[start]

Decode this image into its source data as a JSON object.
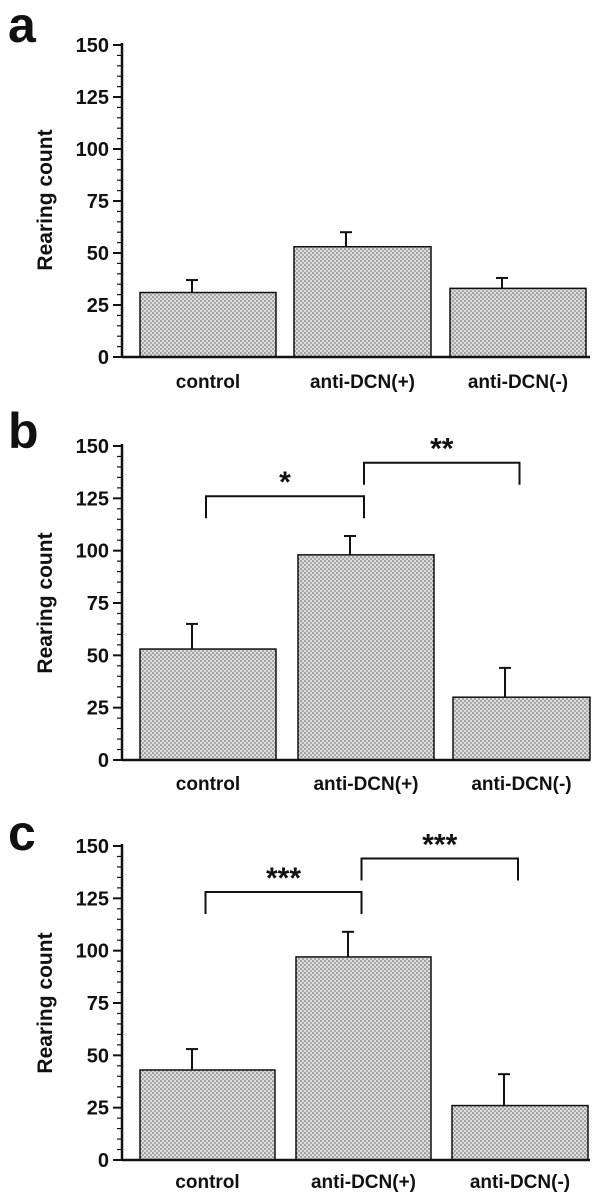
{
  "chart_data": [
    {
      "panel": "a",
      "type": "bar",
      "categories": [
        "control",
        "anti-DCN(+)",
        "anti-DCN(-)"
      ],
      "values": [
        31,
        53,
        33
      ],
      "errors": [
        6,
        7,
        5
      ],
      "ylabel": "Rearing count",
      "ylim": [
        0,
        150
      ],
      "yticks": [
        0,
        25,
        50,
        75,
        100,
        125,
        150
      ],
      "significance": []
    },
    {
      "panel": "b",
      "type": "bar",
      "categories": [
        "control",
        "anti-DCN(+)",
        "anti-DCN(-)"
      ],
      "values": [
        53,
        98,
        30
      ],
      "errors": [
        12,
        9,
        14
      ],
      "ylabel": "Rearing count",
      "ylim": [
        0,
        150
      ],
      "yticks": [
        0,
        25,
        50,
        75,
        100,
        125,
        150
      ],
      "significance": [
        {
          "from": 0,
          "to": 1,
          "label": "*"
        },
        {
          "from": 1,
          "to": 2,
          "label": "**"
        }
      ]
    },
    {
      "panel": "c",
      "type": "bar",
      "categories": [
        "control",
        "anti-DCN(+)",
        "anti-DCN(-)"
      ],
      "values": [
        43,
        97,
        26
      ],
      "errors": [
        10,
        12,
        15
      ],
      "ylabel": "Rearing count",
      "ylim": [
        0,
        150
      ],
      "yticks": [
        0,
        25,
        50,
        75,
        100,
        125,
        150
      ],
      "significance": [
        {
          "from": 0,
          "to": 1,
          "label": "***"
        },
        {
          "from": 1,
          "to": 2,
          "label": "***"
        }
      ]
    }
  ],
  "colors": {
    "bar_fill": "#d6d6d6",
    "dot": "#555555",
    "ink": "#111111"
  }
}
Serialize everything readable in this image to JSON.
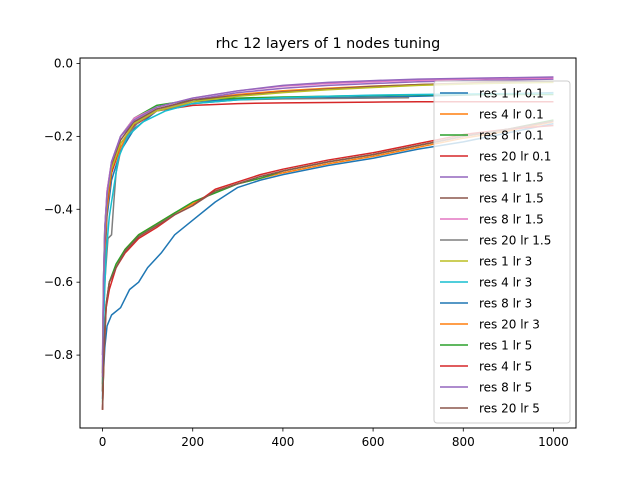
{
  "chart_data": {
    "type": "line",
    "title": "rhc 12 layers of 1 nodes tuning",
    "xlabel": "",
    "ylabel": "",
    "xlim": [
      -50,
      1050
    ],
    "ylim": [
      -1.0,
      0.015
    ],
    "xticks": [
      0,
      200,
      400,
      600,
      800,
      1000
    ],
    "yticks": [
      0.0,
      -0.2,
      -0.4,
      -0.6,
      -0.8
    ],
    "xtick_labels": [
      "0",
      "200",
      "400",
      "600",
      "800",
      "1000"
    ],
    "ytick_labels": [
      "0.0",
      "−0.2",
      "−0.4",
      "−0.6",
      "−0.8"
    ],
    "grid": false,
    "legend_position": "right",
    "series": [
      {
        "name": "res 1 lr 0.1",
        "color": "#1f77b4",
        "points": [
          [
            0,
            -0.92
          ],
          [
            2,
            -0.7
          ],
          [
            5,
            -0.55
          ],
          [
            10,
            -0.42
          ],
          [
            20,
            -0.32
          ],
          [
            40,
            -0.24
          ],
          [
            70,
            -0.18
          ],
          [
            120,
            -0.13
          ],
          [
            200,
            -0.105
          ],
          [
            300,
            -0.098
          ],
          [
            400,
            -0.096
          ],
          [
            500,
            -0.094
          ],
          [
            600,
            -0.092
          ],
          [
            700,
            -0.09
          ],
          [
            850,
            -0.085
          ],
          [
            1000,
            -0.08
          ]
        ]
      },
      {
        "name": "res 4 lr 0.1",
        "color": "#ff7f0e",
        "points": [
          [
            0,
            -0.9
          ],
          [
            2,
            -0.68
          ],
          [
            5,
            -0.52
          ],
          [
            10,
            -0.4
          ],
          [
            20,
            -0.3
          ],
          [
            40,
            -0.23
          ],
          [
            70,
            -0.17
          ],
          [
            120,
            -0.13
          ],
          [
            200,
            -0.1
          ],
          [
            300,
            -0.085
          ],
          [
            400,
            -0.075
          ],
          [
            500,
            -0.068
          ],
          [
            600,
            -0.062
          ],
          [
            700,
            -0.058
          ],
          [
            850,
            -0.052
          ],
          [
            1000,
            -0.05
          ]
        ]
      },
      {
        "name": "res 8 lr 0.1",
        "color": "#2ca02c",
        "points": [
          [
            0,
            -0.88
          ],
          [
            2,
            -0.6
          ],
          [
            5,
            -0.45
          ],
          [
            10,
            -0.36
          ],
          [
            20,
            -0.28
          ],
          [
            40,
            -0.2
          ],
          [
            70,
            -0.15
          ],
          [
            120,
            -0.115
          ],
          [
            200,
            -0.1
          ],
          [
            300,
            -0.095
          ],
          [
            400,
            -0.092
          ],
          [
            500,
            -0.09
          ],
          [
            600,
            -0.088
          ],
          [
            700,
            -0.086
          ],
          [
            850,
            -0.085
          ],
          [
            1000,
            -0.085
          ]
        ]
      },
      {
        "name": "res 20 lr 0.1",
        "color": "#d62728",
        "points": [
          [
            0,
            -0.9
          ],
          [
            2,
            -0.65
          ],
          [
            5,
            -0.5
          ],
          [
            10,
            -0.38
          ],
          [
            20,
            -0.3
          ],
          [
            40,
            -0.22
          ],
          [
            70,
            -0.17
          ],
          [
            120,
            -0.13
          ],
          [
            200,
            -0.115
          ],
          [
            300,
            -0.11
          ],
          [
            400,
            -0.108
          ],
          [
            500,
            -0.107
          ],
          [
            600,
            -0.106
          ],
          [
            700,
            -0.105
          ],
          [
            850,
            -0.105
          ],
          [
            1000,
            -0.105
          ]
        ]
      },
      {
        "name": "res 1 lr 1.5",
        "color": "#9467bd",
        "points": [
          [
            0,
            -0.8
          ],
          [
            2,
            -0.6
          ],
          [
            5,
            -0.45
          ],
          [
            10,
            -0.35
          ],
          [
            20,
            -0.27
          ],
          [
            40,
            -0.2
          ],
          [
            70,
            -0.16
          ],
          [
            120,
            -0.13
          ],
          [
            200,
            -0.1
          ],
          [
            300,
            -0.08
          ],
          [
            400,
            -0.068
          ],
          [
            500,
            -0.06
          ],
          [
            600,
            -0.055
          ],
          [
            700,
            -0.05
          ],
          [
            850,
            -0.046
          ],
          [
            1000,
            -0.043
          ]
        ]
      },
      {
        "name": "res 4 lr 1.5",
        "color": "#8c564b",
        "points": [
          [
            0,
            -0.85
          ],
          [
            2,
            -0.62
          ],
          [
            5,
            -0.48
          ],
          [
            10,
            -0.37
          ],
          [
            20,
            -0.28
          ],
          [
            40,
            -0.21
          ],
          [
            70,
            -0.16
          ],
          [
            120,
            -0.125
          ],
          [
            200,
            -0.1
          ],
          [
            300,
            -0.088
          ],
          [
            400,
            -0.078
          ],
          [
            500,
            -0.07
          ],
          [
            600,
            -0.063
          ],
          [
            700,
            -0.058
          ],
          [
            850,
            -0.053
          ],
          [
            1000,
            -0.05
          ]
        ]
      },
      {
        "name": "res 8 lr 1.5",
        "color": "#e377c2",
        "points": [
          [
            0,
            -0.82
          ],
          [
            2,
            -0.6
          ],
          [
            5,
            -0.46
          ],
          [
            10,
            -0.35
          ],
          [
            20,
            -0.27
          ],
          [
            40,
            -0.2
          ],
          [
            70,
            -0.15
          ],
          [
            120,
            -0.12
          ],
          [
            200,
            -0.095
          ],
          [
            300,
            -0.075
          ],
          [
            400,
            -0.062
          ],
          [
            500,
            -0.055
          ],
          [
            600,
            -0.05
          ],
          [
            700,
            -0.046
          ],
          [
            850,
            -0.042
          ],
          [
            1000,
            -0.04
          ]
        ]
      },
      {
        "name": "res 20 lr 1.5",
        "color": "#7f7f7f",
        "points": [
          [
            0,
            -0.8
          ],
          [
            5,
            -0.6
          ],
          [
            12,
            -0.48
          ],
          [
            20,
            -0.47
          ],
          [
            25,
            -0.38
          ],
          [
            30,
            -0.3
          ],
          [
            40,
            -0.24
          ],
          [
            60,
            -0.19
          ],
          [
            80,
            -0.16
          ],
          [
            120,
            -0.13
          ],
          [
            200,
            -0.11
          ],
          [
            300,
            -0.1
          ],
          [
            400,
            -0.097
          ],
          [
            500,
            -0.096
          ],
          [
            600,
            -0.095
          ],
          [
            680,
            -0.094
          ]
        ]
      },
      {
        "name": "res 1 lr 3",
        "color": "#bcbd22",
        "points": [
          [
            0,
            -0.85
          ],
          [
            2,
            -0.63
          ],
          [
            5,
            -0.48
          ],
          [
            10,
            -0.37
          ],
          [
            20,
            -0.29
          ],
          [
            40,
            -0.22
          ],
          [
            70,
            -0.165
          ],
          [
            120,
            -0.13
          ],
          [
            200,
            -0.105
          ],
          [
            300,
            -0.09
          ],
          [
            400,
            -0.08
          ],
          [
            500,
            -0.072
          ],
          [
            600,
            -0.066
          ],
          [
            700,
            -0.06
          ],
          [
            850,
            -0.055
          ],
          [
            1000,
            -0.052
          ]
        ]
      },
      {
        "name": "res 4 lr 3",
        "color": "#17becf",
        "points": [
          [
            0,
            -0.9
          ],
          [
            3,
            -0.68
          ],
          [
            8,
            -0.52
          ],
          [
            15,
            -0.42
          ],
          [
            25,
            -0.34
          ],
          [
            35,
            -0.26
          ],
          [
            55,
            -0.2
          ],
          [
            90,
            -0.16
          ],
          [
            140,
            -0.13
          ],
          [
            200,
            -0.11
          ],
          [
            300,
            -0.1
          ],
          [
            400,
            -0.094
          ],
          [
            500,
            -0.09
          ],
          [
            600,
            -0.087
          ],
          [
            700,
            -0.085
          ],
          [
            850,
            -0.083
          ],
          [
            1000,
            -0.082
          ]
        ]
      },
      {
        "name": "res 8 lr 3",
        "color": "#1f77b4",
        "points": [
          [
            0,
            -0.95
          ],
          [
            2,
            -0.85
          ],
          [
            5,
            -0.78
          ],
          [
            10,
            -0.72
          ],
          [
            20,
            -0.69
          ],
          [
            40,
            -0.67
          ],
          [
            60,
            -0.62
          ],
          [
            80,
            -0.6
          ],
          [
            100,
            -0.56
          ],
          [
            130,
            -0.52
          ],
          [
            160,
            -0.47
          ],
          [
            200,
            -0.43
          ],
          [
            250,
            -0.38
          ],
          [
            300,
            -0.34
          ],
          [
            350,
            -0.32
          ],
          [
            400,
            -0.305
          ],
          [
            500,
            -0.28
          ],
          [
            600,
            -0.26
          ],
          [
            700,
            -0.235
          ],
          [
            800,
            -0.215
          ],
          [
            900,
            -0.19
          ],
          [
            1000,
            -0.165
          ]
        ]
      },
      {
        "name": "res 20 lr 3",
        "color": "#ff7f0e",
        "points": [
          [
            0,
            -0.95
          ],
          [
            3,
            -0.8
          ],
          [
            8,
            -0.67
          ],
          [
            15,
            -0.6
          ],
          [
            30,
            -0.56
          ],
          [
            50,
            -0.51
          ],
          [
            80,
            -0.47
          ],
          [
            120,
            -0.44
          ],
          [
            160,
            -0.41
          ],
          [
            200,
            -0.385
          ],
          [
            250,
            -0.35
          ],
          [
            300,
            -0.33
          ],
          [
            350,
            -0.315
          ],
          [
            400,
            -0.3
          ],
          [
            500,
            -0.275
          ],
          [
            600,
            -0.255
          ],
          [
            700,
            -0.23
          ],
          [
            800,
            -0.205
          ],
          [
            900,
            -0.185
          ],
          [
            1000,
            -0.16
          ]
        ]
      },
      {
        "name": "res 1 lr 5",
        "color": "#2ca02c",
        "points": [
          [
            0,
            -0.93
          ],
          [
            3,
            -0.78
          ],
          [
            8,
            -0.66
          ],
          [
            15,
            -0.6
          ],
          [
            30,
            -0.55
          ],
          [
            50,
            -0.51
          ],
          [
            80,
            -0.47
          ],
          [
            120,
            -0.44
          ],
          [
            160,
            -0.41
          ],
          [
            200,
            -0.38
          ],
          [
            250,
            -0.355
          ],
          [
            300,
            -0.33
          ],
          [
            350,
            -0.315
          ],
          [
            400,
            -0.295
          ],
          [
            500,
            -0.27
          ],
          [
            600,
            -0.25
          ],
          [
            700,
            -0.225
          ],
          [
            800,
            -0.2
          ],
          [
            900,
            -0.18
          ],
          [
            1000,
            -0.155
          ]
        ]
      },
      {
        "name": "res 4 lr 5",
        "color": "#d62728",
        "points": [
          [
            0,
            -0.95
          ],
          [
            3,
            -0.79
          ],
          [
            8,
            -0.67
          ],
          [
            15,
            -0.62
          ],
          [
            30,
            -0.56
          ],
          [
            50,
            -0.52
          ],
          [
            80,
            -0.48
          ],
          [
            120,
            -0.45
          ],
          [
            160,
            -0.415
          ],
          [
            200,
            -0.39
          ],
          [
            250,
            -0.345
          ],
          [
            300,
            -0.325
          ],
          [
            350,
            -0.305
          ],
          [
            400,
            -0.29
          ],
          [
            500,
            -0.265
          ],
          [
            600,
            -0.245
          ],
          [
            700,
            -0.22
          ],
          [
            800,
            -0.195
          ],
          [
            900,
            -0.18
          ],
          [
            1000,
            -0.17
          ]
        ]
      },
      {
        "name": "res 8 lr 5",
        "color": "#9467bd",
        "points": [
          [
            0,
            -0.86
          ],
          [
            2,
            -0.62
          ],
          [
            5,
            -0.47
          ],
          [
            10,
            -0.36
          ],
          [
            20,
            -0.27
          ],
          [
            40,
            -0.2
          ],
          [
            70,
            -0.155
          ],
          [
            120,
            -0.12
          ],
          [
            200,
            -0.095
          ],
          [
            300,
            -0.075
          ],
          [
            400,
            -0.06
          ],
          [
            500,
            -0.052
          ],
          [
            600,
            -0.047
          ],
          [
            700,
            -0.043
          ],
          [
            850,
            -0.04
          ],
          [
            1000,
            -0.037
          ]
        ]
      },
      {
        "name": "res 20 lr 5",
        "color": "#8c564b",
        "points": [
          [
            0,
            -0.95
          ],
          [
            3,
            -0.8
          ],
          [
            8,
            -0.66
          ],
          [
            15,
            -0.6
          ],
          [
            30,
            -0.56
          ],
          [
            50,
            -0.515
          ],
          [
            80,
            -0.475
          ],
          [
            120,
            -0.445
          ],
          [
            160,
            -0.415
          ],
          [
            200,
            -0.39
          ],
          [
            250,
            -0.35
          ],
          [
            300,
            -0.33
          ],
          [
            350,
            -0.31
          ],
          [
            400,
            -0.295
          ],
          [
            500,
            -0.27
          ],
          [
            600,
            -0.25
          ],
          [
            700,
            -0.225
          ],
          [
            800,
            -0.2
          ],
          [
            900,
            -0.18
          ],
          [
            1000,
            -0.158
          ]
        ]
      }
    ]
  }
}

[end]

Scan the lines for the string "image". Copy out each line that matches.

Decode this image into its source data as a JSON object.
Serialize everything readable in this image to JSON.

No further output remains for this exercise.